## REQUIREMENT
In the rows, start at the line that has "bar-track: 90 or" and end after the line that has "bar-track: Less than". Please write those lines out again, substituting "data-label" for "value-label" and leaving everything else as it is.

(Rows from a dataset)
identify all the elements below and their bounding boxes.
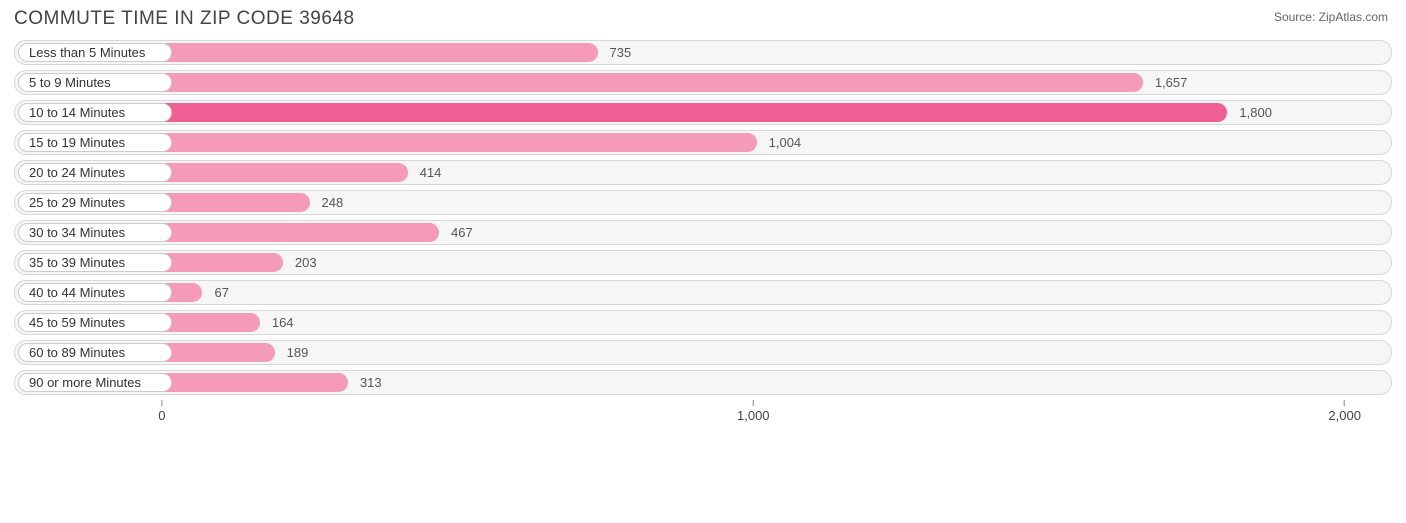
bar-track: 90 or more Minutes 313 (14, 370, 1392, 395)
value-label: 1,657 (1147, 71, 1196, 94)
value-label: 414 (412, 161, 450, 184)
value-label: 467 (443, 221, 481, 244)
bar-track: 45 to 59 Minutes 164 (14, 310, 1392, 335)
value-label: 1,004 (761, 131, 810, 154)
tick-line (161, 400, 162, 406)
axis-tick: 0 (158, 400, 165, 423)
bar-row: 5 to 9 Minutes 1,657 (14, 70, 1392, 95)
category-label: 45 to 59 Minutes (18, 313, 172, 332)
bar-track: 25 to 29 Minutes 248 (14, 190, 1392, 215)
category-label: 20 to 24 Minutes (18, 163, 172, 182)
x-axis: 0 1,000 2,000 (14, 400, 1392, 428)
bar-row: 20 to 24 Minutes 414 (14, 160, 1392, 185)
bar-track: 35 to 39 Minutes 203 (14, 250, 1392, 275)
value-label: 248 (314, 191, 352, 214)
value-label: 313 (352, 371, 390, 394)
bar-row: 45 to 59 Minutes 164 (14, 310, 1392, 335)
tick-label: 0 (158, 408, 165, 423)
tick-line (1344, 400, 1345, 406)
category-label: Less than 5 Minutes (18, 43, 172, 62)
bar-fill (19, 73, 1143, 92)
bar-row: 35 to 39 Minutes 203 (14, 250, 1392, 275)
bar-row: 15 to 19 Minutes 1,004 (14, 130, 1392, 155)
bar-row: 90 or more Minutes 313 (14, 370, 1392, 395)
bar-track: 5 to 9 Minutes 1,657 (14, 70, 1392, 95)
category-label: 10 to 14 Minutes (18, 103, 172, 122)
tick-label: 1,000 (737, 408, 770, 423)
bar-track: 10 to 14 Minutes 1,800 (14, 100, 1392, 125)
value-label: 189 (279, 341, 317, 364)
bar-row: 60 to 89 Minutes 189 (14, 340, 1392, 365)
bar-row: 40 to 44 Minutes 67 (14, 280, 1392, 305)
bar-track: Less than 5 Minutes 735 (14, 40, 1392, 65)
axis-tick: 1,000 (737, 400, 770, 423)
category-label: 90 or more Minutes (18, 373, 172, 392)
value-label: 164 (264, 311, 302, 334)
category-label: 25 to 29 Minutes (18, 193, 172, 212)
value-label: 735 (602, 41, 640, 64)
value-label: 67 (206, 281, 236, 304)
category-label: 15 to 19 Minutes (18, 133, 172, 152)
category-label: 5 to 9 Minutes (18, 73, 172, 92)
chart-title: COMMUTE TIME IN ZIP CODE 39648 (14, 8, 355, 30)
bar-track: 30 to 34 Minutes 467 (14, 220, 1392, 245)
category-label: 35 to 39 Minutes (18, 253, 172, 272)
bar-track: 40 to 44 Minutes 67 (14, 280, 1392, 305)
bar-row: 10 to 14 Minutes 1,800 (14, 100, 1392, 125)
bar-row: 25 to 29 Minutes 248 (14, 190, 1392, 215)
value-label: 203 (287, 251, 325, 274)
bar-row: Less than 5 Minutes 735 (14, 40, 1392, 65)
bar-track: 15 to 19 Minutes 1,004 (14, 130, 1392, 155)
bar-fill (19, 103, 1227, 122)
tick-line (753, 400, 754, 406)
tick-label: 2,000 (1328, 408, 1361, 423)
category-label: 30 to 34 Minutes (18, 223, 172, 242)
axis-tick: 2,000 (1328, 400, 1361, 423)
bar-track: 60 to 89 Minutes 189 (14, 340, 1392, 365)
chart-header: COMMUTE TIME IN ZIP CODE 39648 Source: Z… (0, 0, 1406, 34)
chart-source: Source: ZipAtlas.com (1274, 8, 1388, 24)
bar-row: 30 to 34 Minutes 467 (14, 220, 1392, 245)
bar-chart: Less than 5 Minutes 735 5 to 9 Minutes 1,65… (0, 34, 1406, 395)
bar-track: 20 to 24 Minutes 414 (14, 160, 1392, 185)
category-label: 40 to 44 Minutes (18, 283, 172, 302)
category-label: 60 to 89 Minutes (18, 343, 172, 362)
value-label: 1,800 (1231, 101, 1280, 124)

## ANSWER
bar-track: 90 or more Minutes 313 (14, 370, 1392, 395)
data-label: 1,657 (1147, 71, 1196, 94)
data-label: 414 (412, 161, 450, 184)
data-label: 467 (443, 221, 481, 244)
bar-track: 45 to 59 Minutes 164 (14, 310, 1392, 335)
data-label: 1,004 (761, 131, 810, 154)
tick-line (161, 400, 162, 406)
axis-tick: 0 (158, 400, 165, 423)
bar-row: 5 to 9 Minutes 1,657 (14, 70, 1392, 95)
category-label: 45 to 59 Minutes (18, 313, 172, 332)
bar-track: 25 to 29 Minutes 248 (14, 190, 1392, 215)
category-label: 20 to 24 Minutes (18, 163, 172, 182)
x-axis: 0 1,000 2,000 (14, 400, 1392, 428)
bar-row: 20 to 24 Minutes 414 (14, 160, 1392, 185)
bar-track: 35 to 39 Minutes 203 (14, 250, 1392, 275)
data-label: 248 (314, 191, 352, 214)
data-label: 313 (352, 371, 390, 394)
bar-row: 45 to 59 Minutes 164 (14, 310, 1392, 335)
tick-label: 0 (158, 408, 165, 423)
tick-line (1344, 400, 1345, 406)
category-label: Less than 5 Minutes (18, 43, 172, 62)
bar-fill (19, 73, 1143, 92)
bar-row: 35 to 39 Minutes 203 (14, 250, 1392, 275)
bar-row: 15 to 19 Minutes 1,004 (14, 130, 1392, 155)
bar-row: 90 or more Minutes 313 (14, 370, 1392, 395)
bar-track: 5 to 9 Minutes 1,657 (14, 70, 1392, 95)
category-label: 10 to 14 Minutes (18, 103, 172, 122)
tick-label: 1,000 (737, 408, 770, 423)
bar-track: 10 to 14 Minutes 1,800 (14, 100, 1392, 125)
data-label: 189 (279, 341, 317, 364)
bar-row: 60 to 89 Minutes 189 (14, 340, 1392, 365)
bar-row: 40 to 44 Minutes 67 (14, 280, 1392, 305)
bar-track: Less than 5 Minutes 735 (14, 40, 1392, 65)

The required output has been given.